[BEGIN Data extract]

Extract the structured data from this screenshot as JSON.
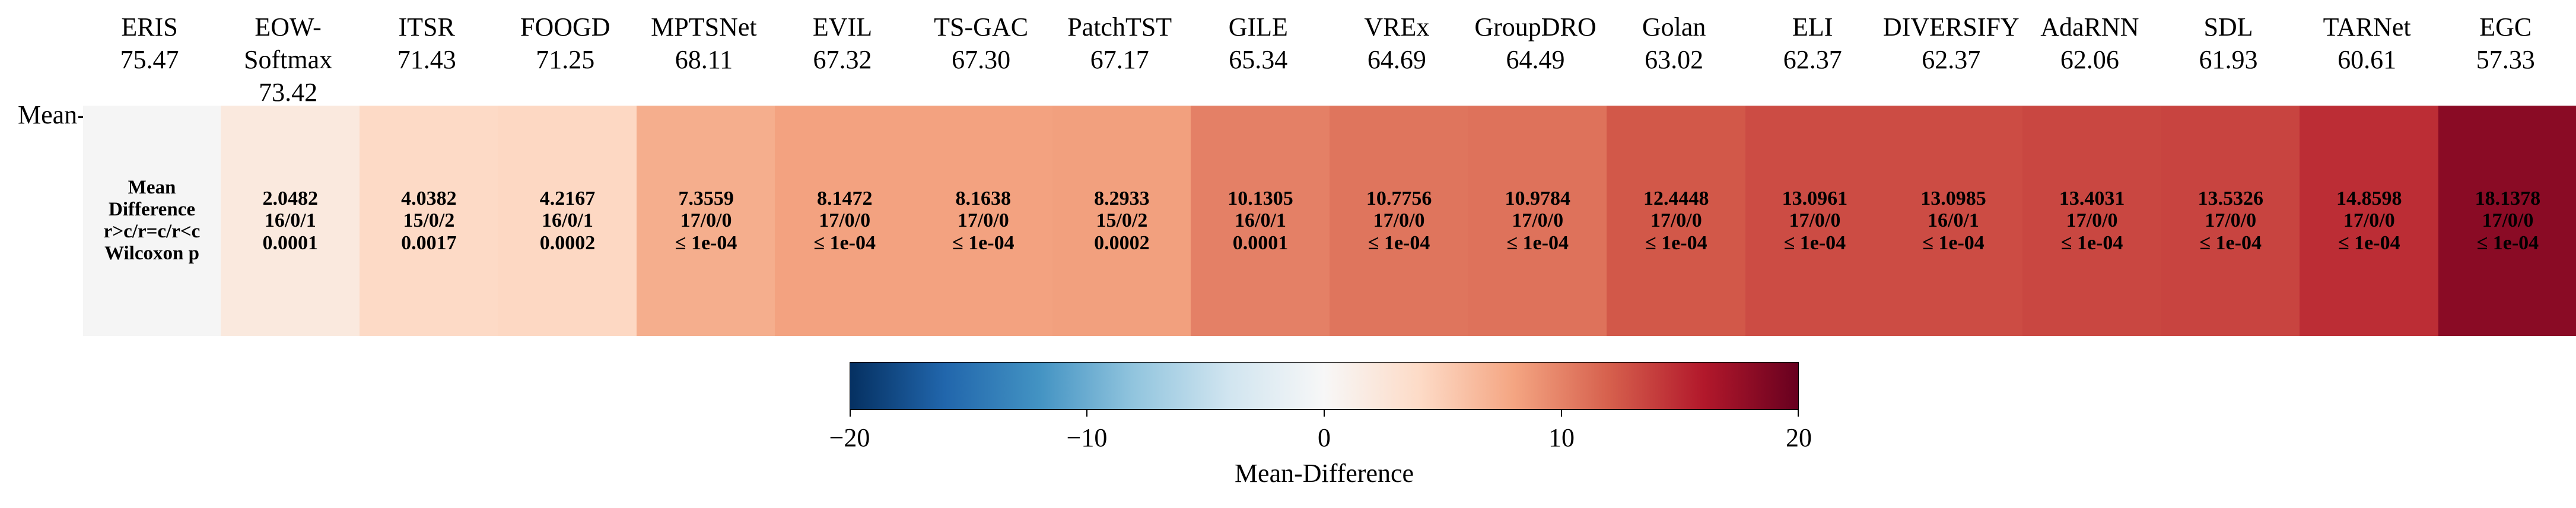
{
  "chart_data": {
    "type": "heatmap",
    "row_label": "Mean-Acc",
    "legend_lines": [
      "Mean",
      "Difference",
      "r>c/r=c/r<c",
      "Wilcoxon p"
    ],
    "reference": {
      "name": "ERIS",
      "score": "75.47"
    },
    "methods": [
      {
        "name": "EOW-Softmax",
        "score": "73.42",
        "mean_diff": 2.0482,
        "mean_diff_label": "2.0482",
        "wtl": "16/0/1",
        "p": "0.0001"
      },
      {
        "name": "ITSR",
        "score": "71.43",
        "mean_diff": 4.0382,
        "mean_diff_label": "4.0382",
        "wtl": "15/0/2",
        "p": "0.0017"
      },
      {
        "name": "FOOGD",
        "score": "71.25",
        "mean_diff": 4.2167,
        "mean_diff_label": "4.2167",
        "wtl": "16/0/1",
        "p": "0.0002"
      },
      {
        "name": "MPTSNet",
        "score": "68.11",
        "mean_diff": 7.3559,
        "mean_diff_label": "7.3559",
        "wtl": "17/0/0",
        "p": "≤ 1e-04"
      },
      {
        "name": "EVIL",
        "score": "67.32",
        "mean_diff": 8.1472,
        "mean_diff_label": "8.1472",
        "wtl": "17/0/0",
        "p": "≤ 1e-04"
      },
      {
        "name": "TS-GAC",
        "score": "67.30",
        "mean_diff": 8.1638,
        "mean_diff_label": "8.1638",
        "wtl": "17/0/0",
        "p": "≤ 1e-04"
      },
      {
        "name": "PatchTST",
        "score": "67.17",
        "mean_diff": 8.2933,
        "mean_diff_label": "8.2933",
        "wtl": "15/0/2",
        "p": "0.0002"
      },
      {
        "name": "GILE",
        "score": "65.34",
        "mean_diff": 10.1305,
        "mean_diff_label": "10.1305",
        "wtl": "16/0/1",
        "p": "0.0001"
      },
      {
        "name": "VREx",
        "score": "64.69",
        "mean_diff": 10.7756,
        "mean_diff_label": "10.7756",
        "wtl": "17/0/0",
        "p": "≤ 1e-04"
      },
      {
        "name": "GroupDRO",
        "score": "64.49",
        "mean_diff": 10.9784,
        "mean_diff_label": "10.9784",
        "wtl": "17/0/0",
        "p": "≤ 1e-04"
      },
      {
        "name": "Golan",
        "score": "63.02",
        "mean_diff": 12.4448,
        "mean_diff_label": "12.4448",
        "wtl": "17/0/0",
        "p": "≤ 1e-04"
      },
      {
        "name": "ELI",
        "score": "62.37",
        "mean_diff": 13.0961,
        "mean_diff_label": "13.0961",
        "wtl": "17/0/0",
        "p": "≤ 1e-04"
      },
      {
        "name": "DIVERSIFY",
        "score": "62.37",
        "mean_diff": 13.0985,
        "mean_diff_label": "13.0985",
        "wtl": "16/0/1",
        "p": "≤ 1e-04"
      },
      {
        "name": "AdaRNN",
        "score": "62.06",
        "mean_diff": 13.4031,
        "mean_diff_label": "13.4031",
        "wtl": "17/0/0",
        "p": "≤ 1e-04"
      },
      {
        "name": "SDL",
        "score": "61.93",
        "mean_diff": 13.5326,
        "mean_diff_label": "13.5326",
        "wtl": "17/0/0",
        "p": "≤ 1e-04"
      },
      {
        "name": "TARNet",
        "score": "60.61",
        "mean_diff": 14.8598,
        "mean_diff_label": "14.8598",
        "wtl": "17/0/0",
        "p": "≤ 1e-04"
      },
      {
        "name": "EGC",
        "score": "57.33",
        "mean_diff": 18.1378,
        "mean_diff_label": "18.1378",
        "wtl": "17/0/0",
        "p": "≤ 1e-04"
      }
    ],
    "colorbar": {
      "title": "Mean-Difference",
      "range": [
        -20,
        20
      ],
      "ticks": [
        -20,
        -10,
        0,
        10,
        20
      ],
      "tick_labels": [
        "−20",
        "−10",
        "0",
        "10",
        "20"
      ],
      "colormap": "RdBu_r",
      "stops": [
        "#053061",
        "#2166ac",
        "#4393c3",
        "#92c5de",
        "#d1e5f0",
        "#f7f7f7",
        "#fddbc7",
        "#f4a582",
        "#d6604d",
        "#b2182b",
        "#67001f"
      ]
    }
  }
}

[END Data extract]

Leave every image out, and retype the material exactly.

**Exercise answer:**
Extract the structured data from this screenshot as JSON.
{
  "chart_data": {
    "type": "heatmap",
    "row_label": "Mean-Acc",
    "legend_lines": [
      "Mean",
      "Difference",
      "r>c/r=c/r<c",
      "Wilcoxon p"
    ],
    "reference": {
      "name": "ERIS",
      "score": "75.47"
    },
    "methods": [
      {
        "name": "EOW-Softmax",
        "score": "73.42",
        "mean_diff": 2.0482,
        "mean_diff_label": "2.0482",
        "wtl": "16/0/1",
        "p": "0.0001"
      },
      {
        "name": "ITSR",
        "score": "71.43",
        "mean_diff": 4.0382,
        "mean_diff_label": "4.0382",
        "wtl": "15/0/2",
        "p": "0.0017"
      },
      {
        "name": "FOOGD",
        "score": "71.25",
        "mean_diff": 4.2167,
        "mean_diff_label": "4.2167",
        "wtl": "16/0/1",
        "p": "0.0002"
      },
      {
        "name": "MPTSNet",
        "score": "68.11",
        "mean_diff": 7.3559,
        "mean_diff_label": "7.3559",
        "wtl": "17/0/0",
        "p": "≤ 1e-04"
      },
      {
        "name": "EVIL",
        "score": "67.32",
        "mean_diff": 8.1472,
        "mean_diff_label": "8.1472",
        "wtl": "17/0/0",
        "p": "≤ 1e-04"
      },
      {
        "name": "TS-GAC",
        "score": "67.30",
        "mean_diff": 8.1638,
        "mean_diff_label": "8.1638",
        "wtl": "17/0/0",
        "p": "≤ 1e-04"
      },
      {
        "name": "PatchTST",
        "score": "67.17",
        "mean_diff": 8.2933,
        "mean_diff_label": "8.2933",
        "wtl": "15/0/2",
        "p": "0.0002"
      },
      {
        "name": "GILE",
        "score": "65.34",
        "mean_diff": 10.1305,
        "mean_diff_label": "10.1305",
        "wtl": "16/0/1",
        "p": "0.0001"
      },
      {
        "name": "VREx",
        "score": "64.69",
        "mean_diff": 10.7756,
        "mean_diff_label": "10.7756",
        "wtl": "17/0/0",
        "p": "≤ 1e-04"
      },
      {
        "name": "GroupDRO",
        "score": "64.49",
        "mean_diff": 10.9784,
        "mean_diff_label": "10.9784",
        "wtl": "17/0/0",
        "p": "≤ 1e-04"
      },
      {
        "name": "Golan",
        "score": "63.02",
        "mean_diff": 12.4448,
        "mean_diff_label": "12.4448",
        "wtl": "17/0/0",
        "p": "≤ 1e-04"
      },
      {
        "name": "ELI",
        "score": "62.37",
        "mean_diff": 13.0961,
        "mean_diff_label": "13.0961",
        "wtl": "17/0/0",
        "p": "≤ 1e-04"
      },
      {
        "name": "DIVERSIFY",
        "score": "62.37",
        "mean_diff": 13.0985,
        "mean_diff_label": "13.0985",
        "wtl": "16/0/1",
        "p": "≤ 1e-04"
      },
      {
        "name": "AdaRNN",
        "score": "62.06",
        "mean_diff": 13.4031,
        "mean_diff_label": "13.4031",
        "wtl": "17/0/0",
        "p": "≤ 1e-04"
      },
      {
        "name": "SDL",
        "score": "61.93",
        "mean_diff": 13.5326,
        "mean_diff_label": "13.5326",
        "wtl": "17/0/0",
        "p": "≤ 1e-04"
      },
      {
        "name": "TARNet",
        "score": "60.61",
        "mean_diff": 14.8598,
        "mean_diff_label": "14.8598",
        "wtl": "17/0/0",
        "p": "≤ 1e-04"
      },
      {
        "name": "EGC",
        "score": "57.33",
        "mean_diff": 18.1378,
        "mean_diff_label": "18.1378",
        "wtl": "17/0/0",
        "p": "≤ 1e-04"
      }
    ],
    "colorbar": {
      "title": "Mean-Difference",
      "range": [
        -20,
        20
      ],
      "ticks": [
        -20,
        -10,
        0,
        10,
        20
      ],
      "tick_labels": [
        "−20",
        "−10",
        "0",
        "10",
        "20"
      ],
      "colormap": "RdBu_r",
      "stops": [
        "#053061",
        "#2166ac",
        "#4393c3",
        "#92c5de",
        "#d1e5f0",
        "#f7f7f7",
        "#fddbc7",
        "#f4a582",
        "#d6604d",
        "#b2182b",
        "#67001f"
      ]
    }
  }
}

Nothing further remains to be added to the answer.